▶ Exercise requirements
In the records below, pick out all lines containing the word "felt".

[start Records supplied]

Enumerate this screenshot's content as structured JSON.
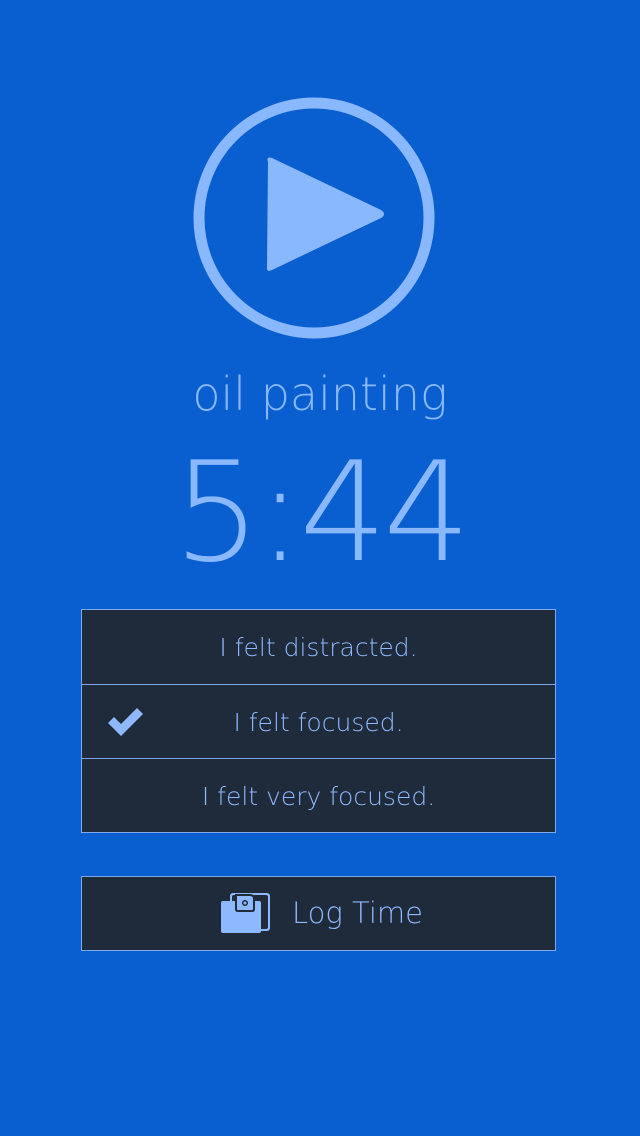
{
  "player": {
    "icon": "play-icon",
    "activity": "oil painting",
    "time": "5:44"
  },
  "focus_options": [
    {
      "label": "I felt distracted.",
      "checked": false
    },
    {
      "label": "I felt focused.",
      "checked": true
    },
    {
      "label": "I felt very focused."
    }
  ],
  "log_button": {
    "icon": "wallet-icon",
    "label": "Log Time"
  },
  "colors": {
    "background": "#0a5fd0",
    "accent": "#89b8ff",
    "panel": "#1f2a3a",
    "border": "#7ea8e8"
  }
}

[end Records supplied]

▶ Response to this exercise
      "label": "I felt distracted.",
      "label": "I felt focused.",
      "label": "I felt very focused."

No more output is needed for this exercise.